### Given problem:
Can all of these lines be returned exactly?

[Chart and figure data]
□ □ □ □

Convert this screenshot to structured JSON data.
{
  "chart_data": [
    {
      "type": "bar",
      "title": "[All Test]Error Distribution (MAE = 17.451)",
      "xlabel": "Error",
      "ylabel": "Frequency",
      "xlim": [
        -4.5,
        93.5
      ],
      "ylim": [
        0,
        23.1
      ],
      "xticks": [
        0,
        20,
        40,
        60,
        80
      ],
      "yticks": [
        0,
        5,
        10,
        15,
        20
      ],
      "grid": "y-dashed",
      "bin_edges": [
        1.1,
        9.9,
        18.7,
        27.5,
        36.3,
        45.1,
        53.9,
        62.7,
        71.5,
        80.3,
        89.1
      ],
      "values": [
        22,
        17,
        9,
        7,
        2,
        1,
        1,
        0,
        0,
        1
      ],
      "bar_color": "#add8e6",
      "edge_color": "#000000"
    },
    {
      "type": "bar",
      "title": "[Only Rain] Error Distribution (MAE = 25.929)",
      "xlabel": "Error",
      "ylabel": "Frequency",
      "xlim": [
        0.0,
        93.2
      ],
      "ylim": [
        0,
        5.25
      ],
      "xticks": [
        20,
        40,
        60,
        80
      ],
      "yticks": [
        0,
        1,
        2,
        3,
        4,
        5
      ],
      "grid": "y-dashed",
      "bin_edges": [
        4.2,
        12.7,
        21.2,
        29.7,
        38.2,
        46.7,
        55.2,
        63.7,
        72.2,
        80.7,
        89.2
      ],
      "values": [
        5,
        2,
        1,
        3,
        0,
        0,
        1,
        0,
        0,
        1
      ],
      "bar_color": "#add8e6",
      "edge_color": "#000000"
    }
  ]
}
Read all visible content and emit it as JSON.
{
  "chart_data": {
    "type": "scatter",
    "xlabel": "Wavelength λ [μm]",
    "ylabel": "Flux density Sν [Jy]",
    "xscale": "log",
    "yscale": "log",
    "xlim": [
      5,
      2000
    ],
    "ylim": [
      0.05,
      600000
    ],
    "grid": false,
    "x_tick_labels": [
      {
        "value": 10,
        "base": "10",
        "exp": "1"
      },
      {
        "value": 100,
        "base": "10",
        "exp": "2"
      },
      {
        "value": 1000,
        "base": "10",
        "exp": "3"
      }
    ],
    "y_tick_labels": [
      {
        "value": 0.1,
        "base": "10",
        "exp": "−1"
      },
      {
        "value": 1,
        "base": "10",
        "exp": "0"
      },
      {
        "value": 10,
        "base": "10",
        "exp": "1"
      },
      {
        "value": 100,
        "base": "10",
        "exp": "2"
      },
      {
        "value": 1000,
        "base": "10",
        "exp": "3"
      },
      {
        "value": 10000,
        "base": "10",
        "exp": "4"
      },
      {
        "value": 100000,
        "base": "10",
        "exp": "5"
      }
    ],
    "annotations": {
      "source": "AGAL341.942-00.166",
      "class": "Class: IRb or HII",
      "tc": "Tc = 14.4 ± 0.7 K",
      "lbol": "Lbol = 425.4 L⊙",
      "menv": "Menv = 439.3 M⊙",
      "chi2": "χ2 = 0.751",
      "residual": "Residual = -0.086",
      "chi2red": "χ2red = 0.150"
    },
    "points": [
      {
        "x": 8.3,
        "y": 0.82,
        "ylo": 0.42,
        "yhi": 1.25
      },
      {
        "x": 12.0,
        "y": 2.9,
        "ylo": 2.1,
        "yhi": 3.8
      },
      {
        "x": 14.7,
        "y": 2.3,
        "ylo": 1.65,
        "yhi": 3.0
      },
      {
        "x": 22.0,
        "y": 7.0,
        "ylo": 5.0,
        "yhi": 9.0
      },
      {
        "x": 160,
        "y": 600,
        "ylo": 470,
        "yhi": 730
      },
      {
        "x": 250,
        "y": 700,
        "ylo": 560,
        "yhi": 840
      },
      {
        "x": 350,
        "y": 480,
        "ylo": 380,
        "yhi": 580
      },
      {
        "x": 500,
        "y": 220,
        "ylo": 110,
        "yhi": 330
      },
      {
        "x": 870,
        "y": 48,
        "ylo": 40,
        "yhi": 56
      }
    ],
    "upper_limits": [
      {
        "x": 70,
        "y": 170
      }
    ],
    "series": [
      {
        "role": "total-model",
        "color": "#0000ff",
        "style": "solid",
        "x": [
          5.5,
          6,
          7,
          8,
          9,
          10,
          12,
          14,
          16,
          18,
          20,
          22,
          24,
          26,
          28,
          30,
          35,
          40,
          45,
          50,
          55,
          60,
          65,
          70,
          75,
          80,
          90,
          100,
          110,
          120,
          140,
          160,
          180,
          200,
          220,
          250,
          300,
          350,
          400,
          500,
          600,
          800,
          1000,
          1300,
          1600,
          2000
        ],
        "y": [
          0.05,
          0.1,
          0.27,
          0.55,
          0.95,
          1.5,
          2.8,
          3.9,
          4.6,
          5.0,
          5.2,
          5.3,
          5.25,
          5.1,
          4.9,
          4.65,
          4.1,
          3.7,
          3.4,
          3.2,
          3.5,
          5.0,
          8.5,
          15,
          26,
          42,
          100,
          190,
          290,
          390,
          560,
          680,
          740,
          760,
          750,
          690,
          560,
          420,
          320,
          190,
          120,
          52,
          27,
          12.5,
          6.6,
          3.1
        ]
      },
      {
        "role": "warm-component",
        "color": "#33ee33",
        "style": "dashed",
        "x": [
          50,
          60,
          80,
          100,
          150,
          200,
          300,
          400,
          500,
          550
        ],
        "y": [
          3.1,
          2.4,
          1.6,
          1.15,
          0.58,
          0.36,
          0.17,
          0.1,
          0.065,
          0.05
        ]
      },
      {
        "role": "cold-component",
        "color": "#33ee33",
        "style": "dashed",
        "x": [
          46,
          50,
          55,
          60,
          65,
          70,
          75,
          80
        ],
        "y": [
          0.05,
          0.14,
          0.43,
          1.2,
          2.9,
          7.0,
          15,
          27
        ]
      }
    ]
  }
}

□ □ □ □

### Result:
Convert this screenshot to structured JSON data.
{
  "chart_data": [
    {
      "type": "bar",
      "title": "[All Test]Error Distribution (MAE = 17.451)",
      "xlabel": "Error",
      "ylabel": "Frequency",
      "xlim": [
        -4.5,
        93.5
      ],
      "ylim": [
        0,
        23.1
      ],
      "xticks": [
        0,
        20,
        40,
        60,
        80
      ],
      "yticks": [
        0,
        5,
        10,
        15,
        20
      ],
      "grid": "y-dashed",
      "bin_edges": [
        1.1,
        9.9,
        18.7,
        27.5,
        36.3,
        45.1,
        53.9,
        62.7,
        71.5,
        80.3,
        89.1
      ],
      "values": [
        22,
        17,
        9,
        7,
        2,
        1,
        1,
        0,
        0,
        1
      ],
      "bar_color": "#add8e6",
      "edge_color": "#000000"
    },
    {
      "type": "bar",
      "title": "[Only Rain] Error Distribution (MAE = 25.929)",
      "xlabel": "Error",
      "ylabel": "Frequency",
      "xlim": [
        0.0,
        93.2
      ],
      "ylim": [
        0,
        5.25
      ],
      "xticks": [
        20,
        40,
        60,
        80
      ],
      "yticks": [
        0,
        1,
        2,
        3,
        4,
        5
      ],
      "grid": "y-dashed",
      "bin_edges": [
        4.2,
        12.7,
        21.2,
        29.7,
        38.2,
        46.7,
        55.2,
        63.7,
        72.2,
        80.7,
        89.2
      ],
      "values": [
        5,
        2,
        1,
        3,
        0,
        0,
        1,
        0,
        0,
        1
      ],
      "bar_color": "#add8e6",
      "edge_color": "#000000"
    }
  ]
}
Read all visible content and emit it as JSON.
{
  "chart_data": {
    "type": "scatter",
    "xlabel": "Wavelength λ [μm]",
    "ylabel": "Flux density Sν [Jy]",
    "xscale": "log",
    "yscale": "log",
    "xlim": [
      5,
      2000
    ],
    "ylim": [
      0.05,
      600000
    ],
    "grid": false,
    "x_tick_labels": [
      {
        "value": 10,
        "base": "10",
        "exp": "1"
      },
      {
        "value": 100,
        "base": "10",
        "exp": "2"
      },
      {
        "value": 1000,
        "base": "10",
        "exp": "3"
      }
    ],
    "y_tick_labels": [
      {
        "value": 0.1,
        "base": "10",
        "exp": "−1"
      },
      {
        "value": 1,
        "base": "10",
        "exp": "0"
      },
      {
        "value": 10,
        "base": "10",
        "exp": "1"
      },
      {
        "value": 100,
        "base": "10",
        "exp": "2"
      },
      {
        "value": 1000,
        "base": "10",
        "exp": "3"
      },
      {
        "value": 10000,
        "base": "10",
        "exp": "4"
      },
      {
        "value": 100000,
        "base": "10",
        "exp": "5"
      }
    ],
    "annotations": {
      "source": "AGAL341.942-00.166",
      "class": "Class: IRb or HII",
      "tc": "Tc = 14.4 ± 0.7 K",
      "lbol": "Lbol = 425.4 L⊙",
      "menv": "Menv = 439.3 M⊙",
      "chi2": "χ2 = 0.751",
      "residual": "Residual = -0.086",
      "chi2red": "χ2red = 0.150"
    },
    "points": [
      {
        "x": 8.3,
        "y": 0.82,
        "ylo": 0.42,
        "yhi": 1.25
      },
      {
        "x": 12.0,
        "y": 2.9,
        "ylo": 2.1,
        "yhi": 3.8
      },
      {
        "x": 14.7,
        "y": 2.3,
        "ylo": 1.65,
        "yhi": 3.0
      },
      {
        "x": 22.0,
        "y": 7.0,
        "ylo": 5.0,
        "yhi": 9.0
      },
      {
        "x": 160,
        "y": 600,
        "ylo": 470,
        "yhi": 730
      },
      {
        "x": 250,
        "y": 700,
        "ylo": 560,
        "yhi": 840
      },
      {
        "x": 350,
        "y": 480,
        "ylo": 380,
        "yhi": 580
      },
      {
        "x": 500,
        "y": 220,
        "ylo": 110,
        "yhi": 330
      },
      {
        "x": 870,
        "y": 48,
        "ylo": 40,
        "yhi": 56
      }
    ],
    "upper_limits": [
      {
        "x": 70,
        "y": 170
      }
    ],
    "series": [
      {
        "role": "total-model",
        "color": "#0000ff",
        "style": "solid",
        "x": [
          5.5,
          6,
          7,
          8,
          9,
          10,
          12,
          14,
          16,
          18,
          20,
          22,
          24,
          26,
          28,
          30,
          35,
          40,
          45,
          50,
          55,
          60,
          65,
          70,
          75,
          80,
          90,
          100,
          110,
          120,
          140,
          160,
          180,
          200,
          220,
          250,
          300,
          350,
          400,
          500,
          600,
          800,
          1000,
          1300,
          1600,
          2000
        ],
        "y": [
          0.05,
          0.1,
          0.27,
          0.55,
          0.95,
          1.5,
          2.8,
          3.9,
          4.6,
          5.0,
          5.2,
          5.3,
          5.25,
          5.1,
          4.9,
          4.65,
          4.1,
          3.7,
          3.4,
          3.2,
          3.5,
          5.0,
          8.5,
          15,
          26,
          42,
          100,
          190,
          290,
          390,
          560,
          680,
          740,
          760,
          750,
          690,
          560,
          420,
          320,
          190,
          120,
          52,
          27,
          12.5,
          6.6,
          3.1
        ]
      },
      {
        "role": "warm-component",
        "color": "#33ee33",
        "style": "dashed",
        "x": [
          50,
          60,
          80,
          100,
          150,
          200,
          300,
          400,
          500,
          550
        ],
        "y": [
          3.1,
          2.4,
          1.6,
          1.15,
          0.58,
          0.36,
          0.17,
          0.1,
          0.065,
          0.05
        ]
      },
      {
        "role": "cold-component",
        "color": "#33ee33",
        "style": "dashed",
        "x": [
          46,
          50,
          55,
          60,
          65,
          70,
          75,
          80
        ],
        "y": [
          0.05,
          0.14,
          0.43,
          1.2,
          2.9,
          7.0,
          15,
          27
        ]
      }
    ]
  }
}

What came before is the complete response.